__EXERCISE INSTRUCTIONS__. Copy, in full, each line of the material that holds the word "password".

══ EXERCISE INPUTS

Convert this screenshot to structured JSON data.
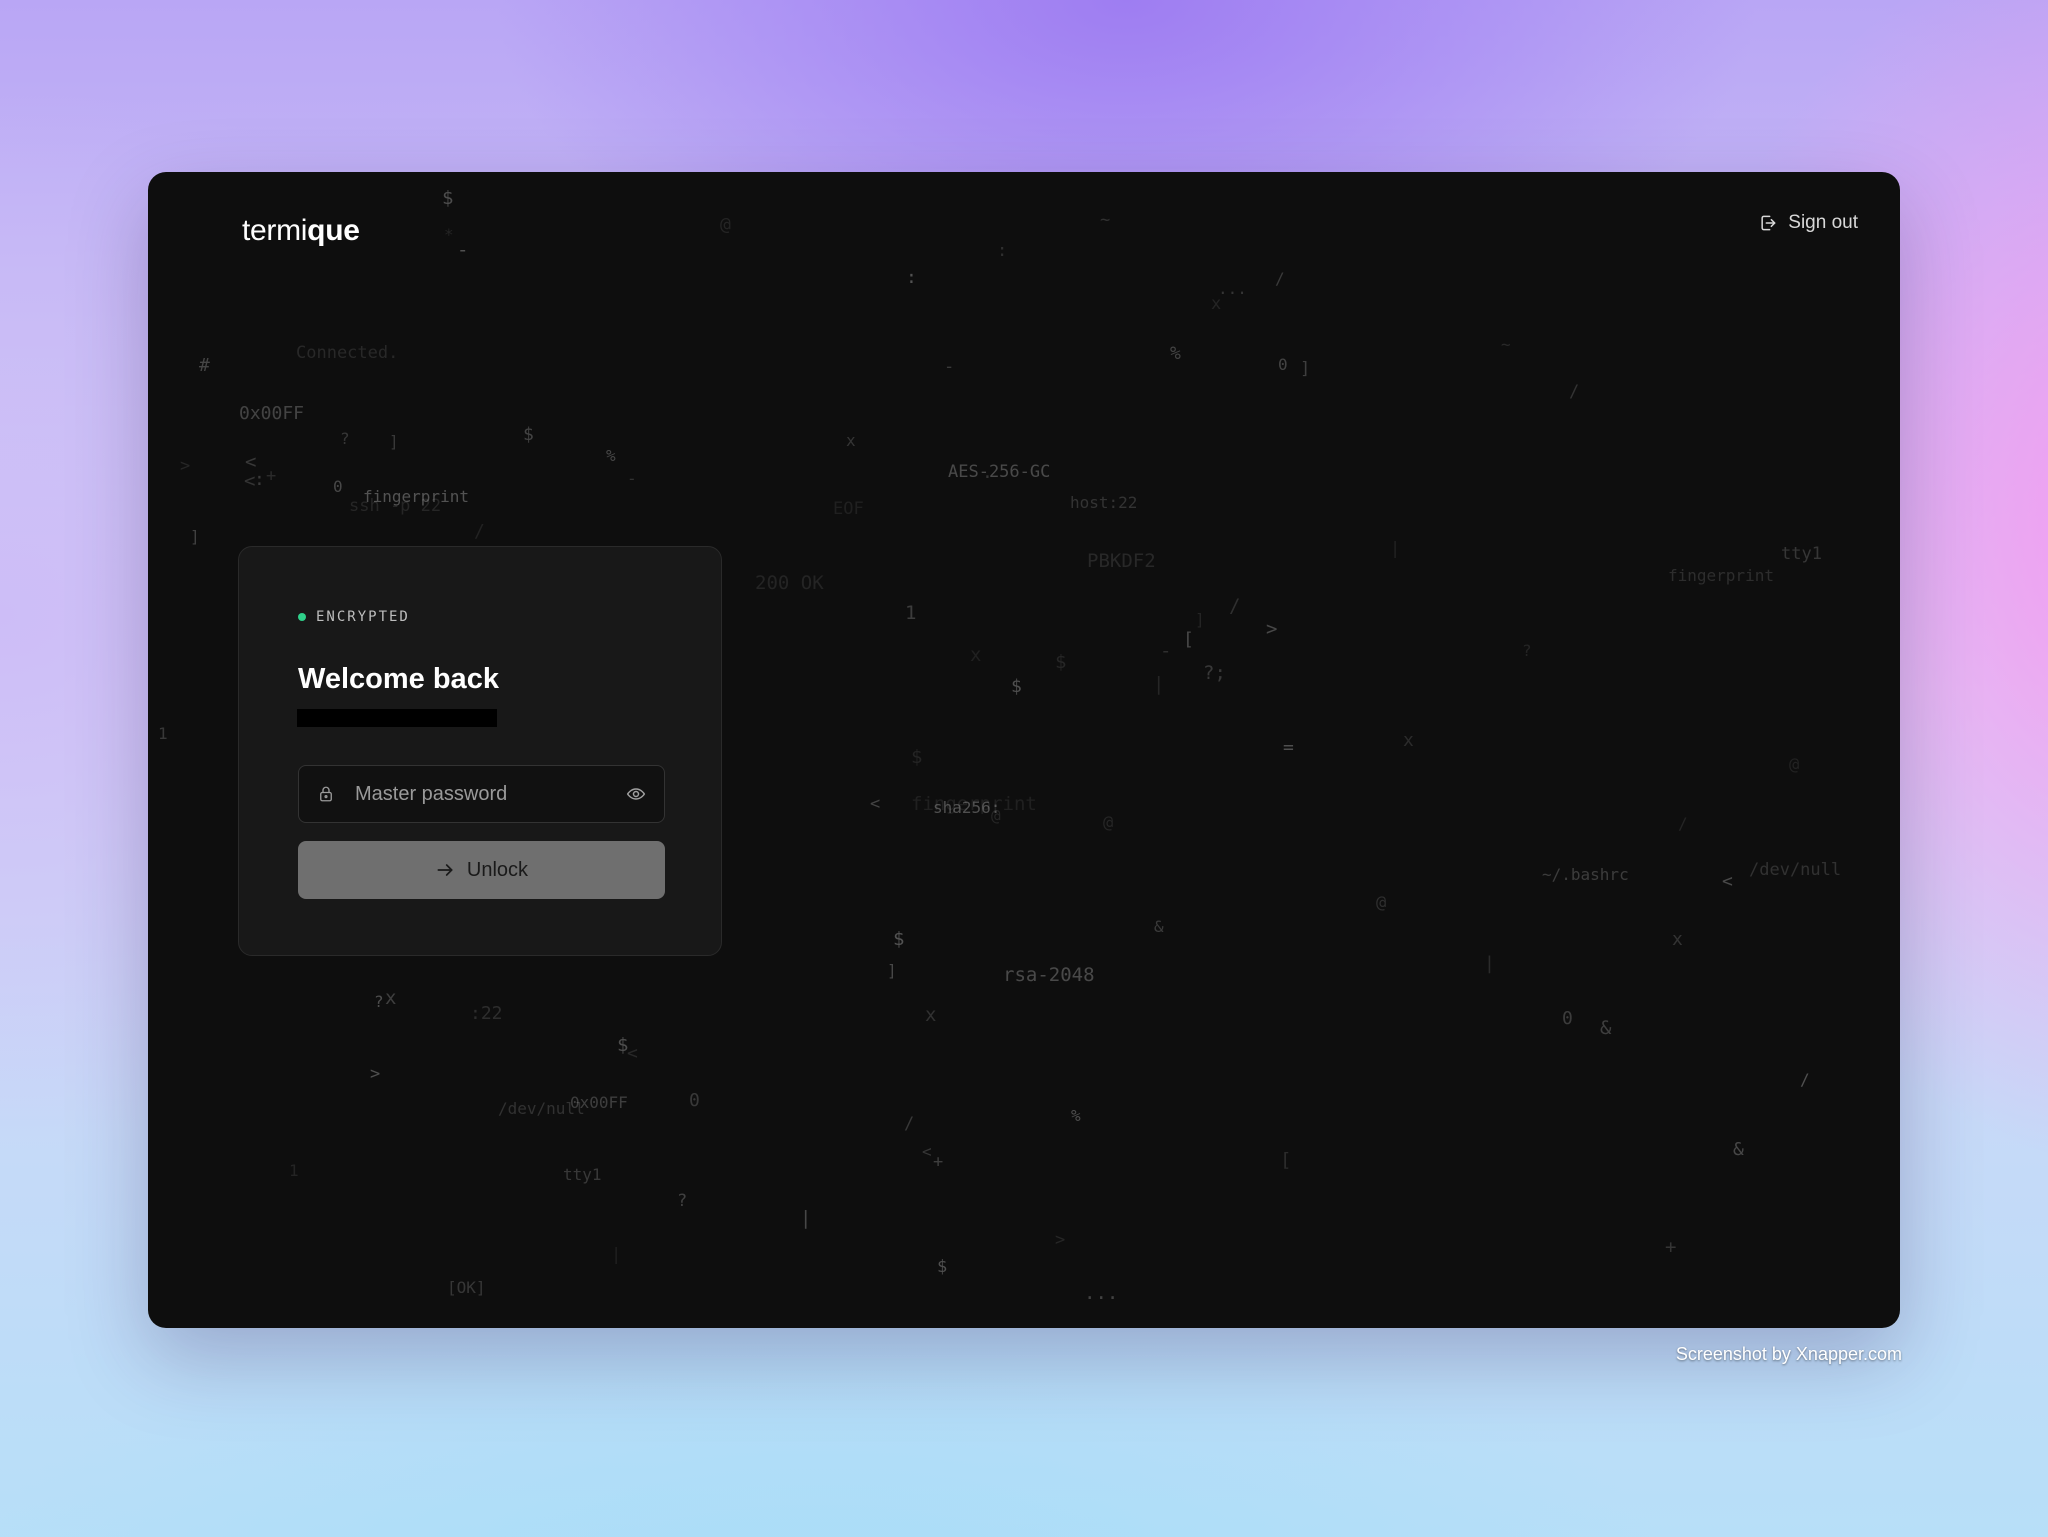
{
  "app": {
    "logo_light": "termi",
    "logo_bold": "que"
  },
  "header": {
    "signout_label": "Sign out",
    "signout_icon": "sign-out-icon"
  },
  "card": {
    "badge": "ENCRYPTED",
    "badge_color": "#2fd08a",
    "title": "Welcome back",
    "password": {
      "placeholder": "Master password",
      "value": ""
    },
    "unlock_label": "Unlock"
  },
  "background_glyphs": [
    "@",
    "$",
    "-",
    "/",
    "]",
    "-",
    "fingerprint",
    "<",
    "[OK]",
    "PBKDF2",
    "200 OK",
    "tty1",
    "[",
    "]",
    "0x00FF",
    "tty1",
    "/",
    "%",
    "$",
    "&",
    "~",
    "$",
    "|",
    "|",
    "+",
    ">",
    "#",
    "[",
    "*",
    "%",
    ":",
    "+",
    "~",
    "...",
    "x",
    "x",
    "@",
    "1",
    "/",
    "1",
    "$",
    "=",
    "$",
    "rsa-2048",
    "...",
    ":",
    ">",
    "$",
    "<",
    "0",
    "/dev/null",
    "@",
    ":22",
    "?",
    "/",
    "/",
    ".",
    "@",
    "sha256:",
    "x",
    "?",
    "host:22",
    "x",
    "+",
    "?",
    "x",
    "-",
    "<",
    "<",
    "/dev/null",
    "@",
    "0",
    "]",
    "|",
    "<",
    "fingerprint",
    "<",
    "~/.bashrc",
    "-",
    "0x00FF",
    "&",
    "1",
    "x",
    "$",
    "$",
    "&",
    "]",
    "/",
    "%",
    ">",
    ":",
    ">",
    "Connected.",
    "ssh -p 22",
    "0",
    "x",
    "AES-256-GC",
    "?;",
    "?",
    "|",
    "0",
    "EOF",
    "|",
    "fingerprint",
    "]",
    "/"
  ],
  "footer": {
    "credit": "Screenshot by Xnapper.com"
  }
}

════

__THE RESULT__.
    "password": {
      "placeholder": "Master password",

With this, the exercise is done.